Copy every record exactly, and keep the pictures out.

# EXTRACTED RECORDS start

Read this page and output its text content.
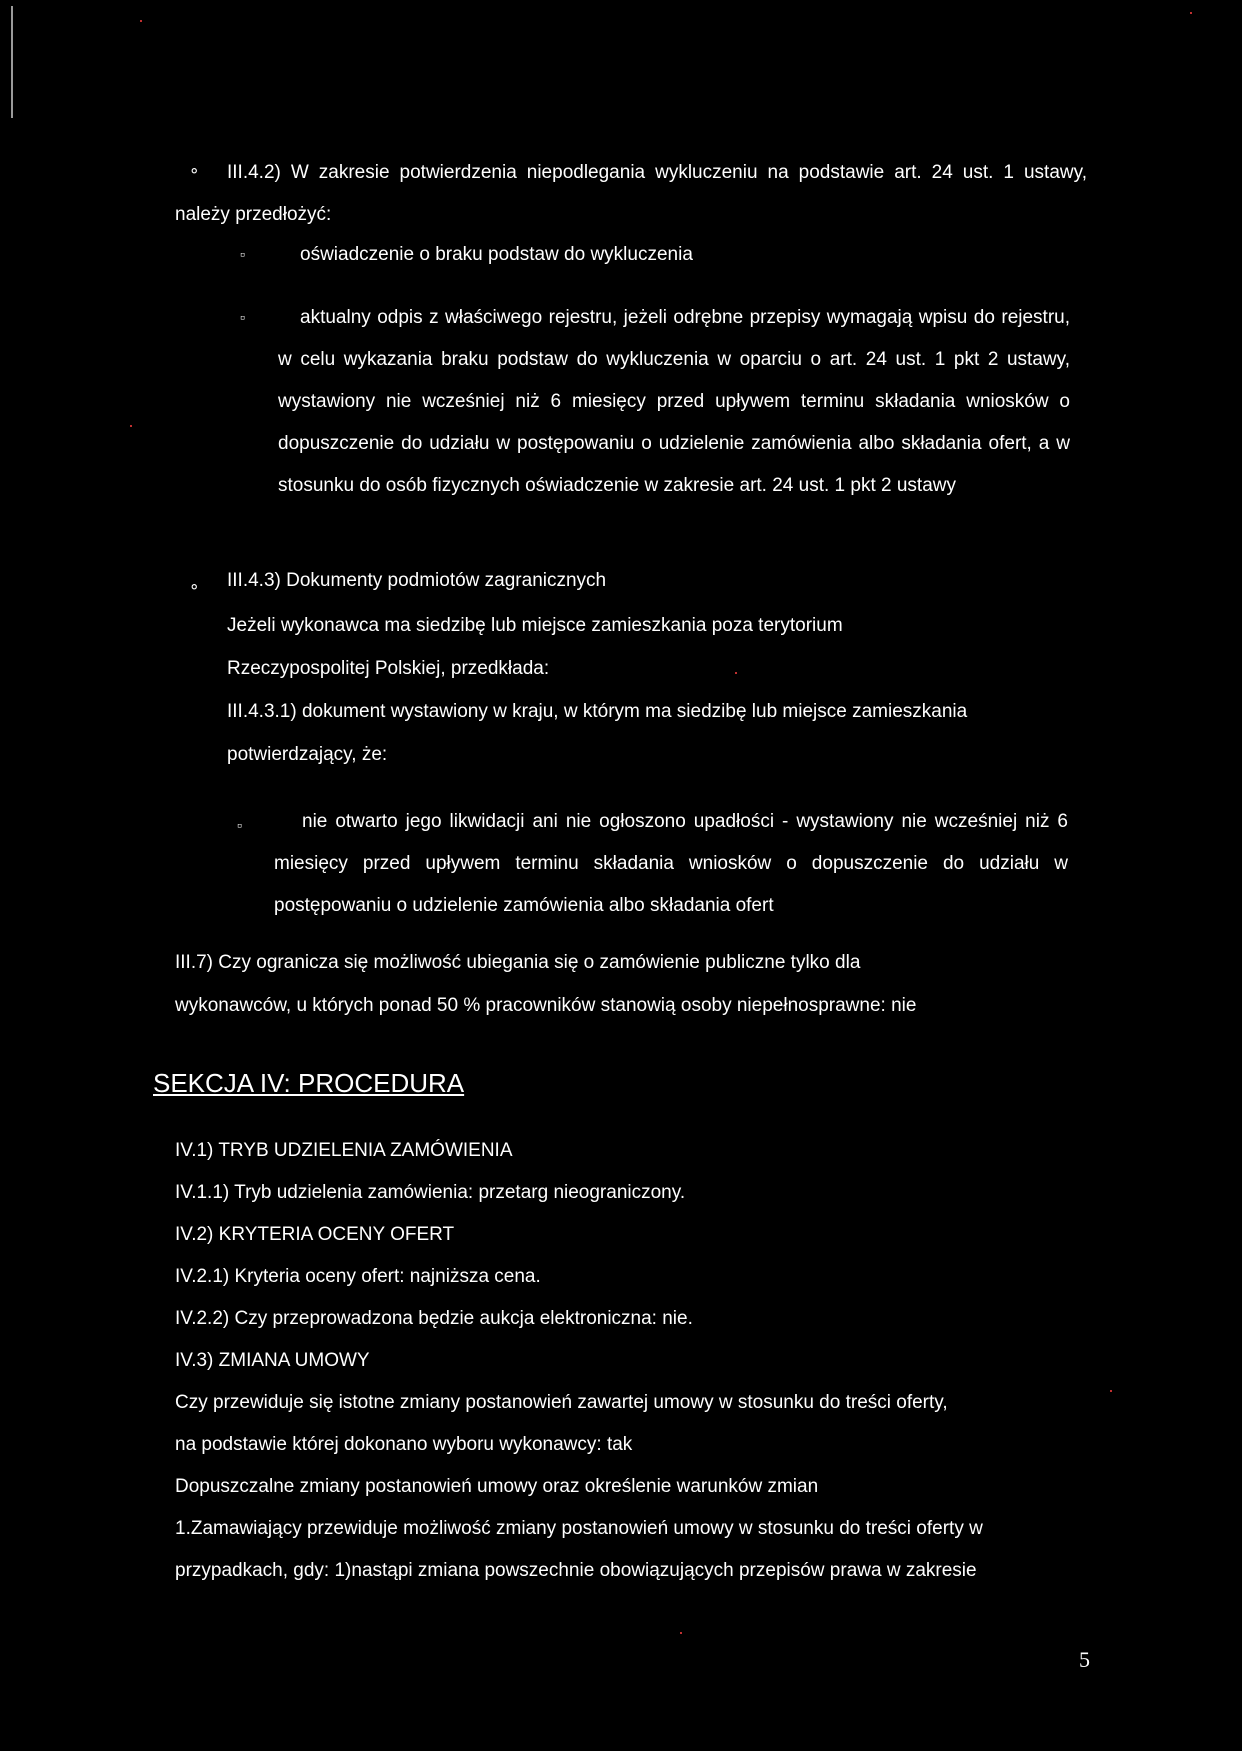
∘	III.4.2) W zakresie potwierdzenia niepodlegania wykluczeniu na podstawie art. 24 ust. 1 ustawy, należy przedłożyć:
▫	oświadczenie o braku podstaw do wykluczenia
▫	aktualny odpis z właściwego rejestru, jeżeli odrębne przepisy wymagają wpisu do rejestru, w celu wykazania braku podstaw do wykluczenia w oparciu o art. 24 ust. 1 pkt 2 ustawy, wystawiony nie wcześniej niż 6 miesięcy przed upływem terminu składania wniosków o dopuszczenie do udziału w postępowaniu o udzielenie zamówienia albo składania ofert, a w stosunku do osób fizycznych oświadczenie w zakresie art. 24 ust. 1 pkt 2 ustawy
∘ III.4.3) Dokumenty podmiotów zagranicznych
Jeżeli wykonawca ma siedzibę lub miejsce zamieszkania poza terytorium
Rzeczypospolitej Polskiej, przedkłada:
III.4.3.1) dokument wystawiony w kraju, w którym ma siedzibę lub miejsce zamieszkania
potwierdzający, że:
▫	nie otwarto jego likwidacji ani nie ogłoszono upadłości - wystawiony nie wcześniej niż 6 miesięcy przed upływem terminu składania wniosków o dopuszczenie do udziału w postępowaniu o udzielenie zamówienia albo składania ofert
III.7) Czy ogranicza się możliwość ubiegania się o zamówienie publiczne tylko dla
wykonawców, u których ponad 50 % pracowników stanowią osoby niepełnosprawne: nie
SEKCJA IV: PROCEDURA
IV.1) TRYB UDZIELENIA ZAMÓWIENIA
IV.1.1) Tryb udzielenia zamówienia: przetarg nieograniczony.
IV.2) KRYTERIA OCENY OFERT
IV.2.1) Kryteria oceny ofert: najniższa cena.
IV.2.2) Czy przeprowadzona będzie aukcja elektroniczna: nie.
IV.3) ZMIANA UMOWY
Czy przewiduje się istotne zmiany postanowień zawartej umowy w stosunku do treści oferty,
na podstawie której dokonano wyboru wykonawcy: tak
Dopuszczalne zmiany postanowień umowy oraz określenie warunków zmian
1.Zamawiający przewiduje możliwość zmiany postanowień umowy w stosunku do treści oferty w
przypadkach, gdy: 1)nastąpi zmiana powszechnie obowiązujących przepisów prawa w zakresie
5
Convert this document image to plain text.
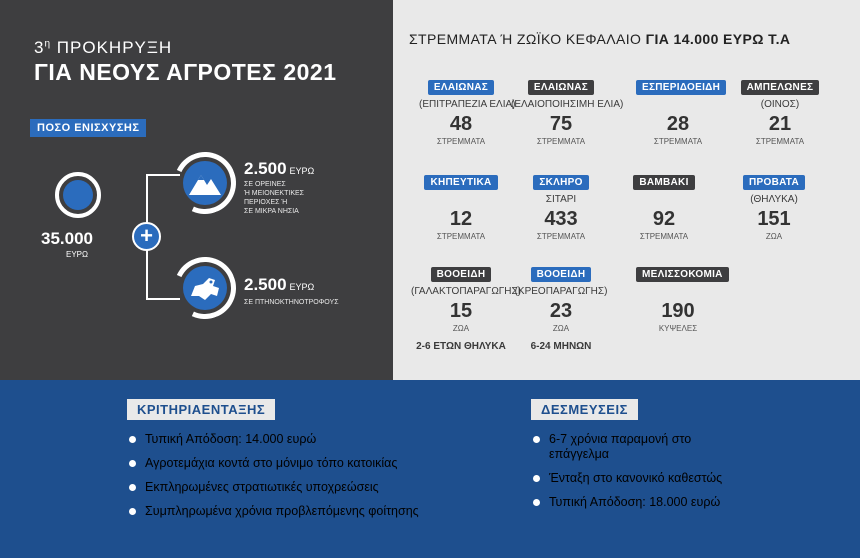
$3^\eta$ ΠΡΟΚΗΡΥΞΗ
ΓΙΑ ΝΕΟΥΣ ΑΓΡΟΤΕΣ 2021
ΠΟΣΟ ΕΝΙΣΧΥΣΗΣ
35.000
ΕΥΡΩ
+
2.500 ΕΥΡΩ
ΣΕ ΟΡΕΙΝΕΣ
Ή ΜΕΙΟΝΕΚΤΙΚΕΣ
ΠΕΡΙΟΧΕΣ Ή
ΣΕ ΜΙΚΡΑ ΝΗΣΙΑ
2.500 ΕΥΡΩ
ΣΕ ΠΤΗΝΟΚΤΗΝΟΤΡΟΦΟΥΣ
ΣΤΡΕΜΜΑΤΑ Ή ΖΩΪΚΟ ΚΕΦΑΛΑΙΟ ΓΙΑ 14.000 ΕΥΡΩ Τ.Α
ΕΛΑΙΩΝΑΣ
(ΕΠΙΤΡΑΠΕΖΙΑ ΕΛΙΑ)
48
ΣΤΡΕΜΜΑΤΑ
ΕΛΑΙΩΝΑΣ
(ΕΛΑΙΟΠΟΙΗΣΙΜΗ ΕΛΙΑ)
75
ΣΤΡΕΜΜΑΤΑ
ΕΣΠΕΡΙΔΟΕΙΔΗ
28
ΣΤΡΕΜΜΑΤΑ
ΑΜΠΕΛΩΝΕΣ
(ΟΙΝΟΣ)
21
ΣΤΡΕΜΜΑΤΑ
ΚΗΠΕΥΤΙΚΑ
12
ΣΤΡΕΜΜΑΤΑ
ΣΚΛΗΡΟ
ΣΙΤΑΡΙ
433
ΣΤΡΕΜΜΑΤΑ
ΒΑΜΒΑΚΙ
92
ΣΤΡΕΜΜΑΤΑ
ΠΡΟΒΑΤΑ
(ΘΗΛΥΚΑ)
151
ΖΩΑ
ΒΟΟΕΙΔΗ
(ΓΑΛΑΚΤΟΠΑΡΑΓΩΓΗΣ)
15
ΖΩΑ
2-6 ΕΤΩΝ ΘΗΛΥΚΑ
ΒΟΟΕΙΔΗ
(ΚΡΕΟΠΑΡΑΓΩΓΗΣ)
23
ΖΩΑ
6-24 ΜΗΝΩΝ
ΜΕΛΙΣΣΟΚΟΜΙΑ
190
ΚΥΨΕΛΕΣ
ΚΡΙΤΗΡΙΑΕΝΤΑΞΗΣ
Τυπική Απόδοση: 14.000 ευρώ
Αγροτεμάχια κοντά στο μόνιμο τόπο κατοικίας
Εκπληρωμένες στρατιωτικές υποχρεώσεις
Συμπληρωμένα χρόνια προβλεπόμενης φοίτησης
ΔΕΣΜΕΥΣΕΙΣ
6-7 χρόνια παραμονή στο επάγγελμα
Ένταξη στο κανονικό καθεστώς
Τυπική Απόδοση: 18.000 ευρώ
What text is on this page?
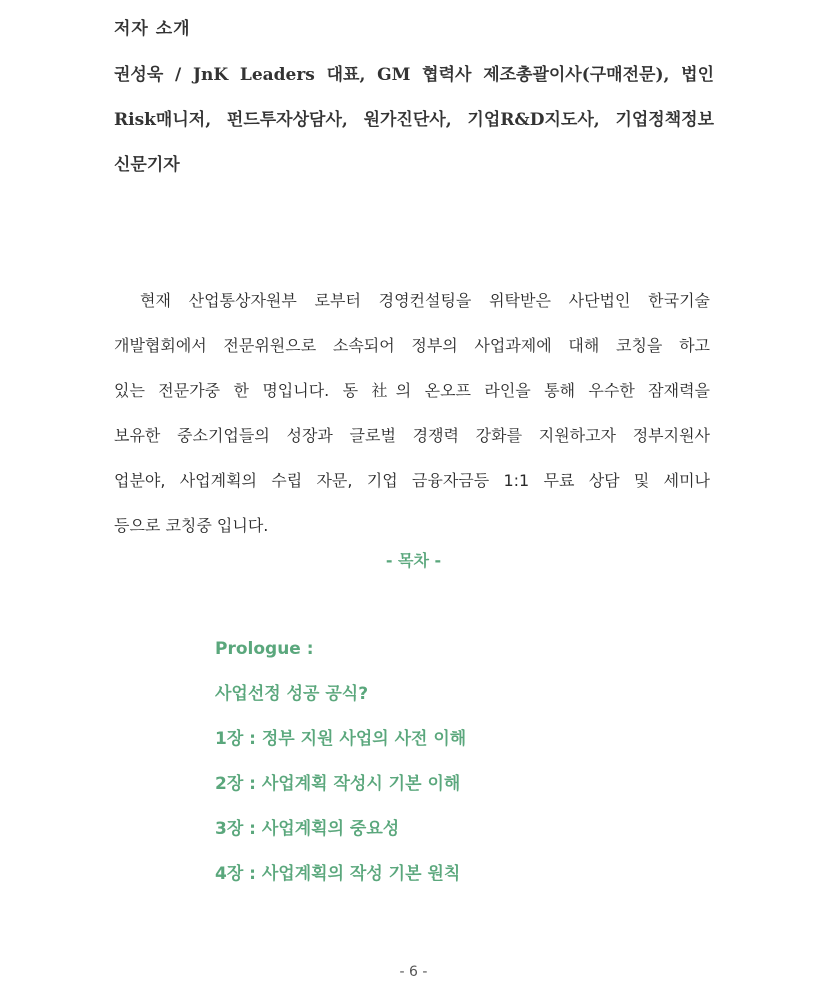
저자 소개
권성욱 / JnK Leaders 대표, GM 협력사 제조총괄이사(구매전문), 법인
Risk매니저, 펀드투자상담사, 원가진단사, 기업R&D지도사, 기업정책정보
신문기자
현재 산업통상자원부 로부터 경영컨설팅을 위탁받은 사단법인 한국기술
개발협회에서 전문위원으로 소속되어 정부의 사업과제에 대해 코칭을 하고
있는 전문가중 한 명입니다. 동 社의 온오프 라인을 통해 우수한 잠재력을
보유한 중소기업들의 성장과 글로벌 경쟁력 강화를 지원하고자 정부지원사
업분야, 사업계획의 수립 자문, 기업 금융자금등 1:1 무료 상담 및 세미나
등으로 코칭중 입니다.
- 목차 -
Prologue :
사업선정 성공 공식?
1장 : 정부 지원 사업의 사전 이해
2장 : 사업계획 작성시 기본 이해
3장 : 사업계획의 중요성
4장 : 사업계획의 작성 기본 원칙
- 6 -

# EXTRACTED RECORDS end

* [IN RESPONSE]:
Read this page and output its text content.
∘	III.4.2) W zakresie potwierdzenia niepodlegania wykluczeniu na podstawie art. 24 ust. 1 ustawy, należy przedłożyć:
▫	oświadczenie o braku podstaw do wykluczenia
▫	aktualny odpis z właściwego rejestru, jeżeli odrębne przepisy wymagają wpisu do rejestru, w celu wykazania braku podstaw do wykluczenia w oparciu o art. 24 ust. 1 pkt 2 ustawy, wystawiony nie wcześniej niż 6 miesięcy przed upływem terminu składania wniosków o dopuszczenie do udziału w postępowaniu o udzielenie zamówienia albo składania ofert, a w stosunku do osób fizycznych oświadczenie w zakresie art. 24 ust. 1 pkt 2 ustawy
∘ III.4.3) Dokumenty podmiotów zagranicznych
Jeżeli wykonawca ma siedzibę lub miejsce zamieszkania poza terytorium
Rzeczypospolitej Polskiej, przedkłada:
III.4.3.1) dokument wystawiony w kraju, w którym ma siedzibę lub miejsce zamieszkania
potwierdzający, że:
▫	nie otwarto jego likwidacji ani nie ogłoszono upadłości - wystawiony nie wcześniej niż 6 miesięcy przed upływem terminu składania wniosków o dopuszczenie do udziału w postępowaniu o udzielenie zamówienia albo składania ofert
III.7) Czy ogranicza się możliwość ubiegania się o zamówienie publiczne tylko dla
wykonawców, u których ponad 50 % pracowników stanowią osoby niepełnosprawne: nie
SEKCJA IV: PROCEDURA
IV.1) TRYB UDZIELENIA ZAMÓWIENIA
IV.1.1) Tryb udzielenia zamówienia: przetarg nieograniczony.
IV.2) KRYTERIA OCENY OFERT
IV.2.1) Kryteria oceny ofert: najniższa cena.
IV.2.2) Czy przeprowadzona będzie aukcja elektroniczna: nie.
IV.3) ZMIANA UMOWY
Czy przewiduje się istotne zmiany postanowień zawartej umowy w stosunku do treści oferty,
na podstawie której dokonano wyboru wykonawcy: tak
Dopuszczalne zmiany postanowień umowy oraz określenie warunków zmian
1.Zamawiający przewiduje możliwość zmiany postanowień umowy w stosunku do treści oferty w
przypadkach, gdy: 1)nastąpi zmiana powszechnie obowiązujących przepisów prawa w zakresie
5
Convert this document image to plain text.
$3^\eta$ ΠΡΟΚΗΡΥΞΗ
ΓΙΑ ΝΕΟΥΣ ΑΓΡΟΤΕΣ 2021
ΠΟΣΟ ΕΝΙΣΧΥΣΗΣ
35.000
ΕΥΡΩ
+
2.500 ΕΥΡΩ
ΣΕ ΟΡΕΙΝΕΣ
Ή ΜΕΙΟΝΕΚΤΙΚΕΣ
ΠΕΡΙΟΧΕΣ Ή
ΣΕ ΜΙΚΡΑ ΝΗΣΙΑ
2.500 ΕΥΡΩ
ΣΕ ΠΤΗΝΟΚΤΗΝΟΤΡΟΦΟΥΣ
ΣΤΡΕΜΜΑΤΑ Ή ΖΩΪΚΟ ΚΕΦΑΛΑΙΟ ΓΙΑ 14.000 ΕΥΡΩ Τ.Α
ΕΛΑΙΩΝΑΣ
(ΕΠΙΤΡΑΠΕΖΙΑ ΕΛΙΑ)
48
ΣΤΡΕΜΜΑΤΑ
ΕΛΑΙΩΝΑΣ
(ΕΛΑΙΟΠΟΙΗΣΙΜΗ ΕΛΙΑ)
75
ΣΤΡΕΜΜΑΤΑ
ΕΣΠΕΡΙΔΟΕΙΔΗ
28
ΣΤΡΕΜΜΑΤΑ
ΑΜΠΕΛΩΝΕΣ
(ΟΙΝΟΣ)
21
ΣΤΡΕΜΜΑΤΑ
ΚΗΠΕΥΤΙΚΑ
12
ΣΤΡΕΜΜΑΤΑ
ΣΚΛΗΡΟ
ΣΙΤΑΡΙ
433
ΣΤΡΕΜΜΑΤΑ
ΒΑΜΒΑΚΙ
92
ΣΤΡΕΜΜΑΤΑ
ΠΡΟΒΑΤΑ
(ΘΗΛΥΚΑ)
151
ΖΩΑ
ΒΟΟΕΙΔΗ
(ΓΑΛΑΚΤΟΠΑΡΑΓΩΓΗΣ)
15
ΖΩΑ
2-6 ΕΤΩΝ ΘΗΛΥΚΑ
ΒΟΟΕΙΔΗ
(ΚΡΕΟΠΑΡΑΓΩΓΗΣ)
23
ΖΩΑ
6-24 ΜΗΝΩΝ
ΜΕΛΙΣΣΟΚΟΜΙΑ
190
ΚΥΨΕΛΕΣ
ΚΡΙΤΗΡΙΑΕΝΤΑΞΗΣ
Τυπική Απόδοση: 14.000 ευρώ
Αγροτεμάχια κοντά στο μόνιμο τόπο κατοικίας
Εκπληρωμένες στρατιωτικές υποχρεώσεις
Συμπληρωμένα χρόνια προβλεπόμενης φοίτησης
ΔΕΣΜΕΥΣΕΙΣ
6-7 χρόνια παραμονή στο επάγγελμα
Ένταξη στο κανονικό καθεστώς
Τυπική Απόδοση: 18.000 ευρώ
What text is on this page?
저자 소개
권성욱 / JnK Leaders 대표, GM 협력사 제조총괄이사(구매전문), 법인
Risk매니저, 펀드투자상담사, 원가진단사, 기업R&D지도사, 기업정책정보
신문기자
현재 산업통상자원부 로부터 경영컨설팅을 위탁받은 사단법인 한국기술
개발협회에서 전문위원으로 소속되어 정부의 사업과제에 대해 코칭을 하고
있는 전문가중 한 명입니다. 동 社의 온오프 라인을 통해 우수한 잠재력을
보유한 중소기업들의 성장과 글로벌 경쟁력 강화를 지원하고자 정부지원사
업분야, 사업계획의 수립 자문, 기업 금융자금등 1:1 무료 상담 및 세미나
등으로 코칭중 입니다.
- 목차 -
Prologue :
사업선정 성공 공식?
1장 : 정부 지원 사업의 사전 이해
2장 : 사업계획 작성시 기본 이해
3장 : 사업계획의 중요성
4장 : 사업계획의 작성 기본 원칙
- 6 -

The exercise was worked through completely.